TO DO -> Identify the lines that contain the string "Temperatura" and copy all of them.

RECORDS SHOWN ->
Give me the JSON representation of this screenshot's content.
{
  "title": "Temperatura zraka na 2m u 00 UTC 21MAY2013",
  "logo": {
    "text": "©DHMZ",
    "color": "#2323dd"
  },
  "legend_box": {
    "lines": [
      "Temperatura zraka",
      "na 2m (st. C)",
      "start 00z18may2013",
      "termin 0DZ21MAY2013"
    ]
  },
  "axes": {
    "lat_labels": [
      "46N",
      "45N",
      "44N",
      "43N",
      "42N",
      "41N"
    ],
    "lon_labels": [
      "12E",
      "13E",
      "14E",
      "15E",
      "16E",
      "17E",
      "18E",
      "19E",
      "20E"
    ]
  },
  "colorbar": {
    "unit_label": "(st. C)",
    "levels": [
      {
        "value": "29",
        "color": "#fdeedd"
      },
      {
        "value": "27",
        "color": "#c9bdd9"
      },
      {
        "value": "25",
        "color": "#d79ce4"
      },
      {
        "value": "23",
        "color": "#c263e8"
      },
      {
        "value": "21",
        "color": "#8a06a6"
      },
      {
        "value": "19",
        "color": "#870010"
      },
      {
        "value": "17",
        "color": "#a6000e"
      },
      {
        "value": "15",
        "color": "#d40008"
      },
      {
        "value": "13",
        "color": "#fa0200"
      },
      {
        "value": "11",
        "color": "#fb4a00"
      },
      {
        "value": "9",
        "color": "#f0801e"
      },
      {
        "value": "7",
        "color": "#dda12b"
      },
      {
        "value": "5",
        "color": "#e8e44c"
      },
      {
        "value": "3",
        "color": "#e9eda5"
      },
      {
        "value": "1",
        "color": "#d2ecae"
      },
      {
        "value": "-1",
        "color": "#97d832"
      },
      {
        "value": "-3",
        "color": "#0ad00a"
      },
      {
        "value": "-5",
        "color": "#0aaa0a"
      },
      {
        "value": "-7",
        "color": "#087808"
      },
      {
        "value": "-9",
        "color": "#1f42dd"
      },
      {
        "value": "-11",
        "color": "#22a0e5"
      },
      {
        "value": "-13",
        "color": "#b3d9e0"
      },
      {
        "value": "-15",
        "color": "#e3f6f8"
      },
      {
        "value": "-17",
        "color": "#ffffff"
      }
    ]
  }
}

CORRECT RESPONSE ->
  "title": "Temperatura zraka na 2m u 00 UTC 21MAY2013",
      "Temperatura zraka",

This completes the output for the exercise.